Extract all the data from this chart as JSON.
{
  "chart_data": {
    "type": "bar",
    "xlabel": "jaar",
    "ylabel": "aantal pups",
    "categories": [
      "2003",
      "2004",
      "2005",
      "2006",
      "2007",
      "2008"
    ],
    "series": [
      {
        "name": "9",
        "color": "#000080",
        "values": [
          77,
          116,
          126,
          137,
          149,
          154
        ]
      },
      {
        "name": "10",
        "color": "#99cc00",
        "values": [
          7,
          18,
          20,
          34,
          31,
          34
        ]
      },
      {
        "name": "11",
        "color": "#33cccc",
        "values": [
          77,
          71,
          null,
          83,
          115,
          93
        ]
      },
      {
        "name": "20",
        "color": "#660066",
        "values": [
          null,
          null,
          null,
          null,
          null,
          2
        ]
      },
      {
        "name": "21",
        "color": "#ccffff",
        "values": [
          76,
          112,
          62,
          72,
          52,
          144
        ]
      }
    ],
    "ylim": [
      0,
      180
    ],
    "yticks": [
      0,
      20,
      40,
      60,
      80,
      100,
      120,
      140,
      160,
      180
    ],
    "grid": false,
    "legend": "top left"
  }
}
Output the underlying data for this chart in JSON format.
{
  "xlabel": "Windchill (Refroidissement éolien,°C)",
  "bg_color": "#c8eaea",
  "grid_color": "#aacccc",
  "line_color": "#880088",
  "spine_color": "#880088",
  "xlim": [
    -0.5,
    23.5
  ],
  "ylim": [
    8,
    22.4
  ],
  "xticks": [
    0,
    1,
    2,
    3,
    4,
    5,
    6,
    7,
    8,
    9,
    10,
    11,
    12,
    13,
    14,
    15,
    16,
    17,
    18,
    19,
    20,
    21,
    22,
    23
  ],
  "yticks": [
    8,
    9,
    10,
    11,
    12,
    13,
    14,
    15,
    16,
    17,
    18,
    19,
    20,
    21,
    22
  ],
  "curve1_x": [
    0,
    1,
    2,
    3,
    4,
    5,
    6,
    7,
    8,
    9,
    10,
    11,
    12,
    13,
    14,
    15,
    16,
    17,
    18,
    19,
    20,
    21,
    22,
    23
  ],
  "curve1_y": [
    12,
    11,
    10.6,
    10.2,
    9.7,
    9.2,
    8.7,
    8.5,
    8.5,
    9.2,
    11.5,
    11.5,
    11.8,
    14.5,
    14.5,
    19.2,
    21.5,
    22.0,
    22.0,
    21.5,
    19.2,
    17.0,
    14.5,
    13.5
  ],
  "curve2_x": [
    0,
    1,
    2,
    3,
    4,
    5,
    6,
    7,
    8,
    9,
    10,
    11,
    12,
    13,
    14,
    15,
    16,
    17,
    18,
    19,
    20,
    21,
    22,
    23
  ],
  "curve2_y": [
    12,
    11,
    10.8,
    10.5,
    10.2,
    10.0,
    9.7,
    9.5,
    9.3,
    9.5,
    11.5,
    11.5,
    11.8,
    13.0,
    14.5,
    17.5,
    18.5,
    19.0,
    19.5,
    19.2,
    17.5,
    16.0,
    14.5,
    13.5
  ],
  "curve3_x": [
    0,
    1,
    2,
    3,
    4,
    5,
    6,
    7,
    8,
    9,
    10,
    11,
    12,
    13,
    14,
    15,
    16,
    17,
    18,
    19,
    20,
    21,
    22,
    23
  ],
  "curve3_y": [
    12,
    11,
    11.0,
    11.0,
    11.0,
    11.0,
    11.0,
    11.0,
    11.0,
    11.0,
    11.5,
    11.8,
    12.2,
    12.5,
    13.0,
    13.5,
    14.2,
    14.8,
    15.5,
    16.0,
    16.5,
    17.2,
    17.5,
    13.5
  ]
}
⁂
* WRITTEN REQUEST:
Point out every line holding the string "JSON" and copy it.

* WORKED SOLUTION:
Extract all the data from this chart as JSON.
Output the underlying data for this chart in JSON format.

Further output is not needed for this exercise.